Document passage:
· · · · ·
[ 
https://issues.apache.org/jira/browse/STANBOL-1102?page=com.atlassian.jira.plugin.system.issuetabpanels:all-tabpanel
 ]

Rupert Westenthaler updated STANBOL-1102:
-----------------------------------------

    Description: 
With the "Max Search Tokens (enhancer.engines.linking.maxSearchTokens)" 
configuration the EntityLinking Engine does support OR queries for multiple 
linkable/matchable tokens to the controlled vocabulary (default=2). 

This feature ensures that Entities that do match longer section in the text are 
higher ranked. This is especially important for bigger vocabularies and/or 
common tokens within the vocabulary as the EntityLinking only considers the top 
10 (or 3 * max suggestions) query results. 

However in case multiple Tokens are used for searches there might be 
suggestions that do match some tokens in the Text, but not the currently active 
one. Currently those suggestions are taken into account what can cause unwanted 
states, like the one described in the following Example:

    "Bei einer gmeinsamen Pressekonferenz mit FPÖ-Bundesparteivorsitzenden 
Heinz-Christian Strache in Langenlois" 

This generates the following queries

(1) process Token 5: FPÖ
  >> searchStrings [FPÖ, Bundesparteivorsitzenden]
  << 0: FPÖ[m=FULL,s=1,c=1(1.0)/1] score=1.0[l=1.0,t=1.0] for 
http://rdf.freebase.com/ns/m.013vy8

(2) process Token 5: Bundesparteivorsitzenden
  >> searchStrings [Bundesparteivorsitzenden, Heinz]
 << 0: Heinz[m=FULL,s=1,c=1(1.0)/1] score=1.0[l=1.0,t=1.0] for 
http://rdf.freebase.com/ns/m.0c5y96

(3) process Token 7: Christian
  >> searchStrings [Christian, Strache]
 << 0: Heinz-Christian Strache[m=FULL,s=2,c=2(1.0)/3] 
score=0.6666666666666666[l=0.6666666666666666,t=1.0] for 
http://rdf.freebase.com/ns/m.08lfdk

resulting in a situation where Heinz is linked to an other Entity while 
Heinz-Christian Strache - while completely matching the text - is only linked 
with "Christian Strache" AND a lower confidence!

The issue is that search (2) issued for the Token "Bundesparteivorsitzenden" 
MUST NOT suggest an Entity that does not match the currently active Token. 
Because this is the case in the given Example "Heinz" is already consumed and 
can not be linked with the expected Entity mention "Heinz-Christian Strache"
· · · · ·
Extracted material:
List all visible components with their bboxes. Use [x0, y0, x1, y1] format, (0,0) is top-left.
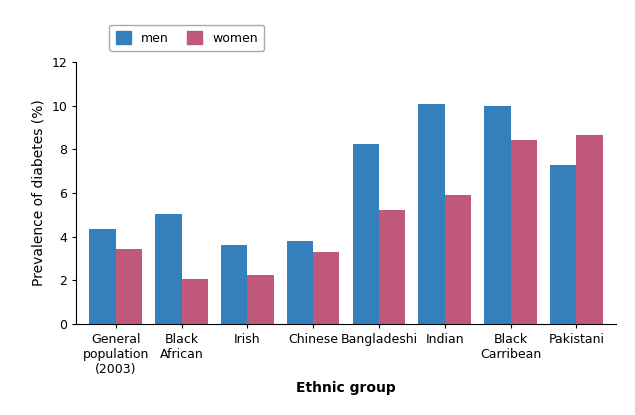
- Bar: [248, 275, 274, 324]
- Bar: [313, 252, 340, 324]
- Bar: [550, 165, 577, 324]
- Bar: [90, 229, 116, 324]
- X-axis label: Ethnic group: Ethnic group: [296, 381, 396, 395]
- Bar: [182, 279, 208, 324]
- Y-axis label: Prevalence of diabetes (%): Prevalence of diabetes (%): [32, 100, 46, 286]
- Bar: [352, 144, 379, 324]
- Bar: [287, 241, 313, 324]
- Bar: [379, 210, 405, 324]
- Bar: [418, 104, 444, 324]
- Legend: men, women: men, women: [109, 24, 264, 51]
- Bar: [155, 214, 182, 324]
- Bar: [221, 245, 248, 324]
- Bar: [485, 106, 511, 324]
- Bar: [577, 135, 603, 324]
- Bar: [511, 139, 537, 324]
- Bar: [116, 249, 142, 324]
- Bar: [444, 195, 471, 324]
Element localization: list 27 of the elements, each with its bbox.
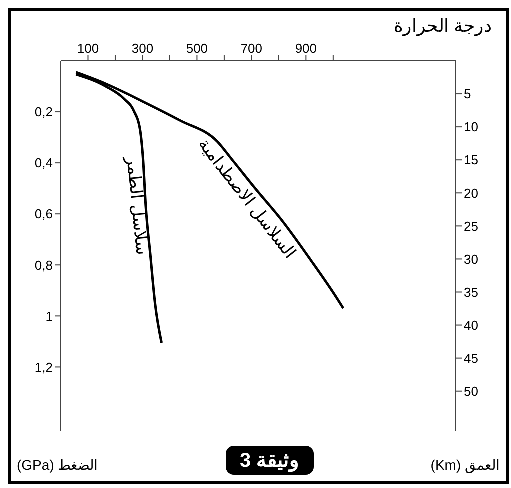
x-tick-label: 500 (186, 41, 208, 56)
y-tick-label: 0,2 (34, 104, 53, 120)
x-tick-label: 700 (240, 41, 263, 56)
text: السلاسل الاصطدامية (194, 135, 300, 262)
y2-tick-label: 25 (464, 218, 478, 234)
y2-tick-label: 10 (464, 120, 478, 135)
y2-axis-title: العمق (Km) (430, 457, 500, 473)
y2-tick-label: 20 (464, 186, 478, 201)
text: وثيقة 3 (226, 446, 314, 475)
y2-tick-label: 35 (464, 284, 478, 300)
y-tick-label: 0,6 (34, 206, 53, 222)
y2-tick-label: 45 (464, 350, 478, 366)
text: سلاسل الطمر (122, 154, 152, 256)
x-tick-label: 300 (132, 41, 154, 56)
y-axis-title: الضغط (GPa) (17, 457, 98, 473)
y2-tick-label: 40 (464, 318, 478, 333)
y2-tick-label: 5 (464, 86, 472, 102)
y2-tick-label: 15 (464, 152, 478, 168)
y-tick-label: 0,4 (34, 156, 53, 171)
x-axis-title: درجة الحرارة (394, 15, 492, 37)
y2-tick-label: 30 (464, 252, 478, 267)
y2-tick-label: 50 (464, 384, 478, 399)
x-tick-label: 900 (295, 41, 318, 56)
y-tick-label: 1 (46, 308, 53, 324)
x-tick-label: 100 (77, 41, 100, 56)
y-tick-label: 1,2 (34, 360, 53, 375)
y-tick-label: 0,8 (34, 258, 53, 273)
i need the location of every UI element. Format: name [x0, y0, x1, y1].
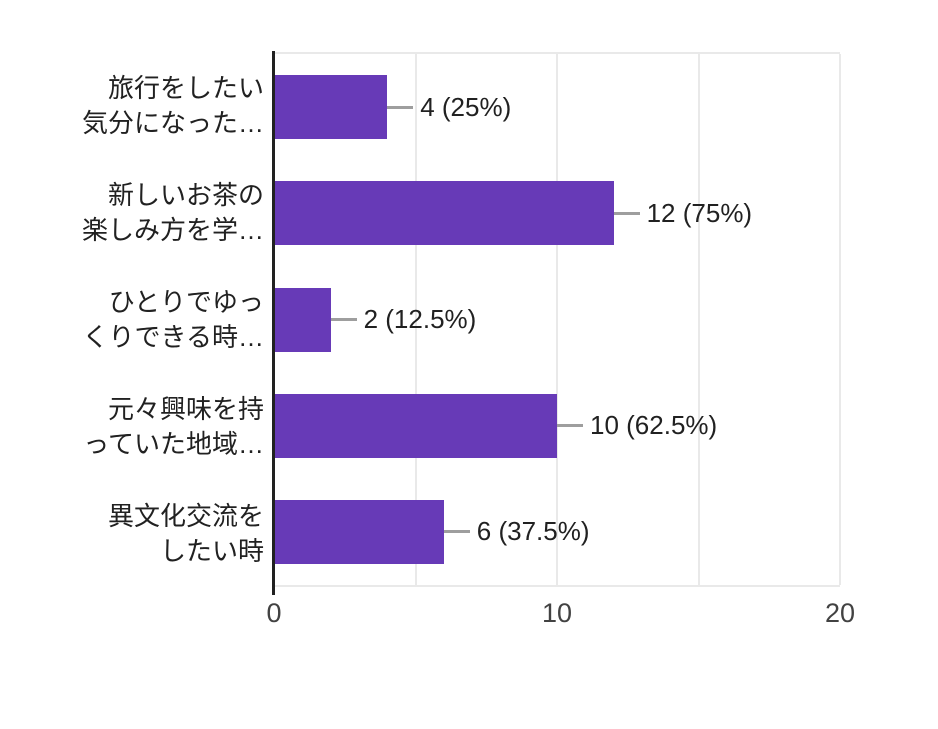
- bar-row: 6 (37.5%): [274, 479, 840, 585]
- bar[interactable]: [274, 499, 444, 564]
- bar[interactable]: [274, 287, 331, 352]
- bar-value-label: 4 (25%): [420, 91, 512, 122]
- gridline: [697, 54, 700, 585]
- bar[interactable]: [274, 75, 388, 140]
- category-labels: 旅行をしたい 気分になった… 新しいお茶の 楽しみ方を学… ひとりでゆっ くりできる…: [0, 52, 264, 587]
- leader-line: [330, 318, 357, 321]
- bar-value-label: 6 (37.5%): [476, 516, 590, 547]
- x-tick-label: 20: [824, 598, 856, 628]
- bar[interactable]: [274, 181, 614, 246]
- category-label: ひとりでゆっ くりできる時…: [82, 286, 264, 352]
- y-axis-line: [272, 51, 275, 595]
- bar-row: 2 (12.5%): [274, 266, 840, 372]
- plot-area: 4 (25%) 12 (75%) 2 (12.5%) 10 (62.5%) 6 (37.…: [274, 52, 841, 587]
- bar-row: 10 (62.5%): [274, 373, 840, 479]
- bar-value-label: 10 (62.5%): [590, 410, 718, 441]
- category-label: 新しいお茶の 楽しみ方を学…: [81, 179, 264, 245]
- category-label: 異文化交流を したい時: [107, 500, 264, 566]
- bar-value-label: 12 (75%): [646, 197, 753, 228]
- x-tick-label: 10: [541, 598, 573, 628]
- x-axis-ticks: 0 10 20: [266, 596, 855, 630]
- bar-rows: 4 (25%) 12 (75%) 2 (12.5%) 10 (62.5%) 6 (37.…: [274, 54, 840, 585]
- leader-line: [443, 530, 470, 534]
- leader-line: [613, 211, 640, 215]
- x-tick-label: 0: [266, 598, 282, 628]
- bar-value-label: 2 (12.5%): [363, 304, 477, 334]
- category-label: 元々興味を持 っていた地域…: [83, 393, 264, 459]
- bar-row: 12 (75%): [274, 160, 840, 266]
- gridline: [839, 54, 841, 585]
- bar-row: 4 (25%): [274, 54, 840, 160]
- gridlines: [274, 54, 841, 585]
- bar[interactable]: [274, 393, 557, 458]
- leader-line: [387, 105, 414, 109]
- gridline: [556, 54, 558, 585]
- leader-line: [557, 424, 583, 428]
- gridline: [414, 54, 417, 585]
- category-label: 旅行をしたい 気分になった…: [81, 72, 264, 138]
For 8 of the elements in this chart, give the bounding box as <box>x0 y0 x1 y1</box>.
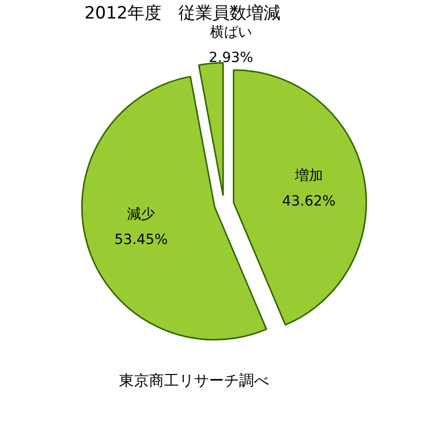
slice-label: 減少 <box>127 206 156 222</box>
data-label: 53.45% <box>114 232 168 248</box>
text: 東京商工リサーチ調べ <box>119 371 270 390</box>
data-label: 2.93% <box>208 50 254 66</box>
slice-label: 増加 <box>294 166 323 184</box>
data-label: 43.62% <box>282 194 336 210</box>
chart-title: 2012年度 従業員数増減 <box>84 3 281 24</box>
slice-label: 横ばい <box>210 24 252 40</box>
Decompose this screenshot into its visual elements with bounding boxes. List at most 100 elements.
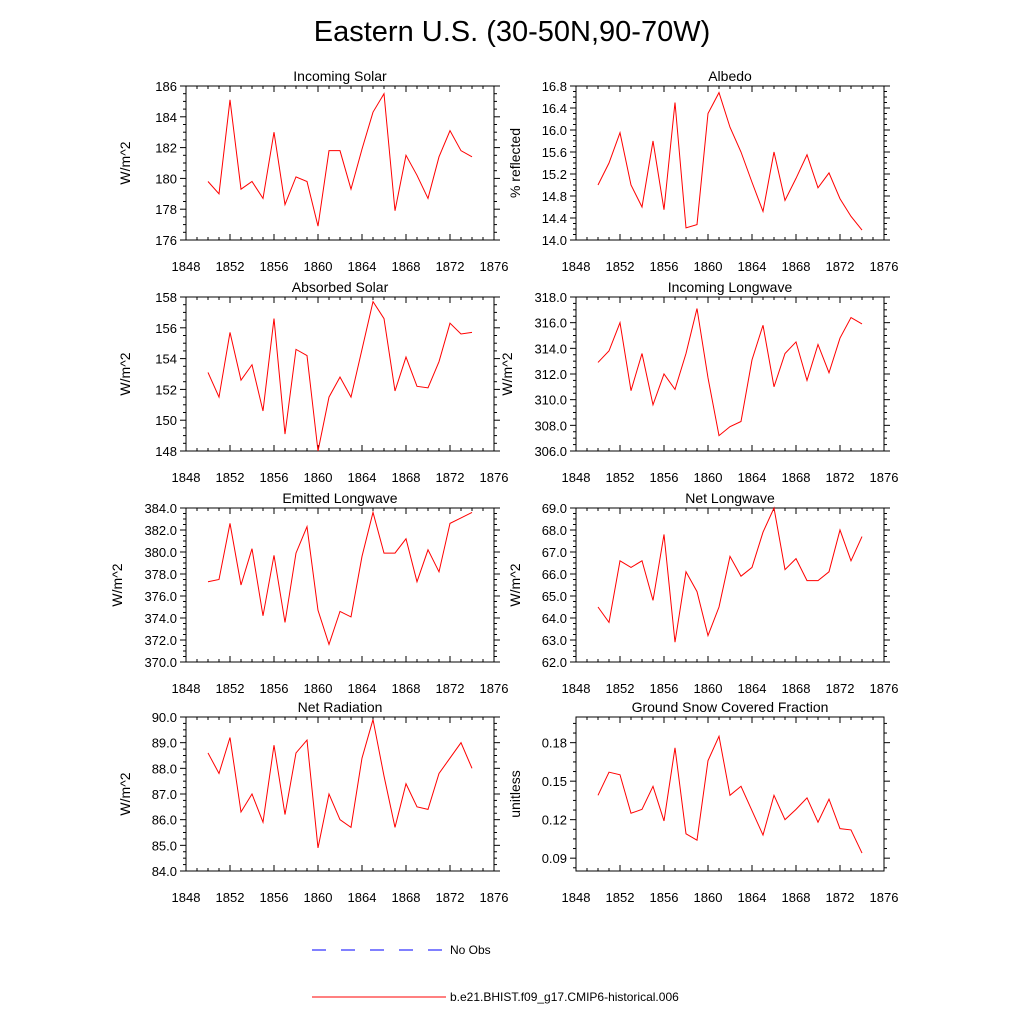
· · · · ·
Directives:
a: Please render the rows above, from the one containing "slice-label: 減少 <box>127 206 156 222</box>" through the one containing "data-label: 43.62% <box>282 194 336 210</box>", as a Markdown table with the columns Number and Row text, leaving out any blank lines.
b: Carry on the issue description about multi-token searches in the EntityLinking Engine from the point where it stops.

Responses to the tasks:
a:
| Number | Row text |
|---|---|
| 1 | slice-label: 減少 <box>127 206 156 222</box> |
| 2 | data-label: 53.45% <box>114 232 168 248</box> |
| 3 | text: 東京商工リサーチ調べ <box>119 371 270 390</box> |
| 4 | data-label: 2.93% <box>208 50 254 66</box> |
| 5 | slice-label: 増加 <box>294 166 323 184</box> |
| 6 | data-label: 43.62% <box>282 194 336 210</box> |

b:
This issue will add a rule to the Label <-> Text matching that an Label MUST 
match the currently active token in the text.


  was:
With the "Max Search Tokens (enhancer.engines.linking.maxSearchTokens)" 
configuration the EntityLinking Engine does support OR queries for multiple 
linkable/matchable tokens to the controlled vocabulary (default=2). 

This feature ensures that Entities that do match longer section in the text are 
higher ranked. This is especially important for bigger vocabularies and/or 
common tokens within the vocabulary as the EntityLinking only considers the top 
10 (or 3 * max suggestions) query results. 

However in cases where no Entities do match several tokens of the search this 
feature currently causes unwanted side effects that is may match single tokens 
that are not the currently active one.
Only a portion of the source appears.